• [ТЕКСТ ДЛЯ ЧТЕНИЯ]:
────────────────────
И так далее. Равно, как и отношение к поэтам, со стороны любителей поэзии – разное. Кто-то влюблен в Пастернака, а кто-то к нему равнодушен и вообще не понимает, что он хочет сказать своими стихами. Взять даже его стихотворение «Зимняя ночь», которое одними критиками объявляется великим и бессмертным, а другими – образцом пошлости («скрещенье рук, скрещенье ног…»). Смысла в этом стихотворении не нахожу и я. Не зря стихотворение озаглавливают по-разному. То называют «Зимняя ночь», то «Свеча горела на столе», то просто «Свеча». Кто-то призывает не понимать его буквально, а читать между строк. А зачем писать стихи, которые надо читать между строк? Вот и получается, что одни видят в этом стихотворении тему жизни и смерти, другие – вершину любовной лирики, а третьи – просто не понимают, о чём оно. Правда, любимый мною Маяковский, отвечая своему оппоненту, сказал: «По-моему, то, что слишком ясно, просто глупо». Но я стихи Маяковского понимаю и люблю, а стихи Пастернака не понимаю и не люблю. Может быть, он настолько гениален, что для ума простого смертного непостижим? Ладно, приведу полностью это стихотворение, называемое то «Зимняя ночь», то «Свеча горела на столе», или просто «Свеча», а уж читатель, который не удосужился прочесть столь великое творение, пусть судит сам, о чем оно.
Мело, мело по всей земле
Во все пределы.
────────────────────
• [ПОКАЗАННЫЙ МАТЕРИАЛ]:
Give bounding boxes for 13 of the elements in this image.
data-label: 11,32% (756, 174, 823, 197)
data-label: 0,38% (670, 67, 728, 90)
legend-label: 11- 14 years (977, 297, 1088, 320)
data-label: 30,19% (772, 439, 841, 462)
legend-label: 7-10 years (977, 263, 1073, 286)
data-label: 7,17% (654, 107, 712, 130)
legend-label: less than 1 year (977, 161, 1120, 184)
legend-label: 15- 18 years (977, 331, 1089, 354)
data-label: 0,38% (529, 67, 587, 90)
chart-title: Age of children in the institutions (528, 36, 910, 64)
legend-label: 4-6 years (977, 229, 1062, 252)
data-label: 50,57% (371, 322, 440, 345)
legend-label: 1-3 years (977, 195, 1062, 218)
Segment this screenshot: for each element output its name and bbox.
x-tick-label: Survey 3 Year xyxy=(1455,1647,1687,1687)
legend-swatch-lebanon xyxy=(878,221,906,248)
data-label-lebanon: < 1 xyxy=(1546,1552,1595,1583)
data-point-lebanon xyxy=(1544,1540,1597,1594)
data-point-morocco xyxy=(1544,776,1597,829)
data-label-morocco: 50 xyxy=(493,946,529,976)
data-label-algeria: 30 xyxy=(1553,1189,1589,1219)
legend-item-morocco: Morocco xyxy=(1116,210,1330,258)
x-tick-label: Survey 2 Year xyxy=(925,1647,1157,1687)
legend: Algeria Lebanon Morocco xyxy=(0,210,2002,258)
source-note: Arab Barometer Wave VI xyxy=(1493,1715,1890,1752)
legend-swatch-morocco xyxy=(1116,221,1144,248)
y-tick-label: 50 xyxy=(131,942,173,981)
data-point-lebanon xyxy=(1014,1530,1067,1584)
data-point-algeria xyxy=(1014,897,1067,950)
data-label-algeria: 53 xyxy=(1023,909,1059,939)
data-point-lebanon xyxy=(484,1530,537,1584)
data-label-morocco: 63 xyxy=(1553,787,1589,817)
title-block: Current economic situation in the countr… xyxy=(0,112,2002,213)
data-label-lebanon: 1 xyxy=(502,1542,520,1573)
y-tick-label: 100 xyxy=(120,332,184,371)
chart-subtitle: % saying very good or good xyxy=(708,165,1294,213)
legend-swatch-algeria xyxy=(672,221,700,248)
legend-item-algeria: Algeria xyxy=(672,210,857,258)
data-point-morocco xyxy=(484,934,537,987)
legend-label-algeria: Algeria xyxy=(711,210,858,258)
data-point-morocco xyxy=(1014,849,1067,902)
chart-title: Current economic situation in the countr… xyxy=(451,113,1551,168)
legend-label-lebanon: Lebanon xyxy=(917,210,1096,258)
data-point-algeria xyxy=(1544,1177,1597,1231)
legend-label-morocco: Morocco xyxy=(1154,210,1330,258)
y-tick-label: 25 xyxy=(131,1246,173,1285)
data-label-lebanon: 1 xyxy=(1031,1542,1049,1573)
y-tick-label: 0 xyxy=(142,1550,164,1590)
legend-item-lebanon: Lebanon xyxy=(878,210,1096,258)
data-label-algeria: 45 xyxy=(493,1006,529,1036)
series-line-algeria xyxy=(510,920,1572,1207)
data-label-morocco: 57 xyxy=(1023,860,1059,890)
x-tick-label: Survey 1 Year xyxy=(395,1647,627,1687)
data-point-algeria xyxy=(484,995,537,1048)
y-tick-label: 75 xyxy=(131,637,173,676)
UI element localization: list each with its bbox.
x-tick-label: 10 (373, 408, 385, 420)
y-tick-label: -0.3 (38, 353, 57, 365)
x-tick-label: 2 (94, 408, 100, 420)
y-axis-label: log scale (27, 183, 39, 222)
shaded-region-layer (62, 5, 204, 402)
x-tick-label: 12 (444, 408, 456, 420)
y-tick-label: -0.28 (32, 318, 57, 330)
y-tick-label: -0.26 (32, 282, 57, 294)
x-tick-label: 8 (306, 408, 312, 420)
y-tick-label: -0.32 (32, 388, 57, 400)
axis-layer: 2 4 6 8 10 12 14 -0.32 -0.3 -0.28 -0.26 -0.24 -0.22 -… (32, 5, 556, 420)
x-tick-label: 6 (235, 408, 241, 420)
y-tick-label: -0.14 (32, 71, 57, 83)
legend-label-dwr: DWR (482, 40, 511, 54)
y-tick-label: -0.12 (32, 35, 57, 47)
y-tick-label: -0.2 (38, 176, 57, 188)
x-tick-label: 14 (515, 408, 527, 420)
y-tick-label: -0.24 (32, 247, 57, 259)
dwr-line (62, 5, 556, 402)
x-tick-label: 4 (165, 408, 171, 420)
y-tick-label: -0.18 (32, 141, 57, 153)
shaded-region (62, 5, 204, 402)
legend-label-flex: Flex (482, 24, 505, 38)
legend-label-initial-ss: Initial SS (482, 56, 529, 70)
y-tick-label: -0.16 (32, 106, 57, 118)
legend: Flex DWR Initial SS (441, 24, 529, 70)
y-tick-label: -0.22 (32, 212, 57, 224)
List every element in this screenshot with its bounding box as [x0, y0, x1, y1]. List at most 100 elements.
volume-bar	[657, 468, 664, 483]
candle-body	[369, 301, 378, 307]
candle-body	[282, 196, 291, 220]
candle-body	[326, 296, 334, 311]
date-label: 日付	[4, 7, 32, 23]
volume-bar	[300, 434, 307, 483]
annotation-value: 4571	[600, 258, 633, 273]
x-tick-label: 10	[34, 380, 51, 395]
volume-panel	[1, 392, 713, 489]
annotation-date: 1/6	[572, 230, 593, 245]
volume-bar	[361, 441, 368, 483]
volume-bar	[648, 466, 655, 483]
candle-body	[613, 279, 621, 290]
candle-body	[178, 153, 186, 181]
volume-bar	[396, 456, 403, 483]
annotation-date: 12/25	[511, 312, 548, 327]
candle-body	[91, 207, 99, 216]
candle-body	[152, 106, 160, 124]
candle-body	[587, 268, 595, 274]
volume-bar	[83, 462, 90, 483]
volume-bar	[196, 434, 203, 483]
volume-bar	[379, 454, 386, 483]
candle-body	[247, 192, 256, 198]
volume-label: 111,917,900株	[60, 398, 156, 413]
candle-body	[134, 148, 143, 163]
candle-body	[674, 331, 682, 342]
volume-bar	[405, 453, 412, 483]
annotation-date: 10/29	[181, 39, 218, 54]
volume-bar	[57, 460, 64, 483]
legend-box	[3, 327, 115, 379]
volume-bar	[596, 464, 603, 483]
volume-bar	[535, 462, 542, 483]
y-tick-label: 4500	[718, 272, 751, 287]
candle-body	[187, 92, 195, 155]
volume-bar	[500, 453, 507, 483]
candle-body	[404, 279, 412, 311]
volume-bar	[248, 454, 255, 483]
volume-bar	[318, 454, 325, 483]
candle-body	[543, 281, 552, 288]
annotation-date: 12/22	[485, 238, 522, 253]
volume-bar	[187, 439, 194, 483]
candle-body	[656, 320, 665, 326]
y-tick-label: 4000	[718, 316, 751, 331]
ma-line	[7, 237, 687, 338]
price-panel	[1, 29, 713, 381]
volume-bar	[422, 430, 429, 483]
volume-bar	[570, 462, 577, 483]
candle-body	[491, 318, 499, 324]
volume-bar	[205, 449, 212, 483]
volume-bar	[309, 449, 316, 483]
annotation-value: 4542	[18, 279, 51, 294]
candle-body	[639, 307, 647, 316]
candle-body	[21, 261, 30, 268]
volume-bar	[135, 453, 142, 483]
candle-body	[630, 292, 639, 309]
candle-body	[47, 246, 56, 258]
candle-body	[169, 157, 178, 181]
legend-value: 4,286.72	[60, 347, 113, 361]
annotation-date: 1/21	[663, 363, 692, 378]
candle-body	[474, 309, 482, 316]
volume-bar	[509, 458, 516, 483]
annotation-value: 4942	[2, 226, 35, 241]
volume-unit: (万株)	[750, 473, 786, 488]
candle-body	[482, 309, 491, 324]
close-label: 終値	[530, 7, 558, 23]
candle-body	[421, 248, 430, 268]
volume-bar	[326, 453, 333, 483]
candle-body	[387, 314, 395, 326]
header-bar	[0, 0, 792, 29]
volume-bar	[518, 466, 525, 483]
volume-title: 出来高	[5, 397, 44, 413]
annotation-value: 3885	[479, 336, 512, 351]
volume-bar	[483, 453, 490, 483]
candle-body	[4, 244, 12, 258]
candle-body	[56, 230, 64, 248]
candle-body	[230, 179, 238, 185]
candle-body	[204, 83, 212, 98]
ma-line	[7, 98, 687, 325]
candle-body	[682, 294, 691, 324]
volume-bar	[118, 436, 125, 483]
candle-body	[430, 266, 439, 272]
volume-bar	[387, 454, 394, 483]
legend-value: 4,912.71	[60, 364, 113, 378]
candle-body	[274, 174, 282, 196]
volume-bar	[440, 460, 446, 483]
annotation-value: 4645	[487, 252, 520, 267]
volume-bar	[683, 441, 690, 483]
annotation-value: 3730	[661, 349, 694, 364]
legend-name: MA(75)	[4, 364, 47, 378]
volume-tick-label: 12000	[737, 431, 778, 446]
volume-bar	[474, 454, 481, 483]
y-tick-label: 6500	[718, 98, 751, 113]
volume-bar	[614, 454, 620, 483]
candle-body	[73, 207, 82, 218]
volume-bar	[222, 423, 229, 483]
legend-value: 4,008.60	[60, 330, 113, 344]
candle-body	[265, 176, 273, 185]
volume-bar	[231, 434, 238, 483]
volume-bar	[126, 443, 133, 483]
────────────────────
• [ФОРМУЛИРОВКА ЗАДАНИЯ]: Переведите на английский язык предложение из текста для чтения: «Не зря стихотворение озаглавливают по-разному». Приведённые строки для работы не понадобятся.

• [РЕШЁННАЯ ЗАДАЧА]: It is no accident that the poem is given different titles.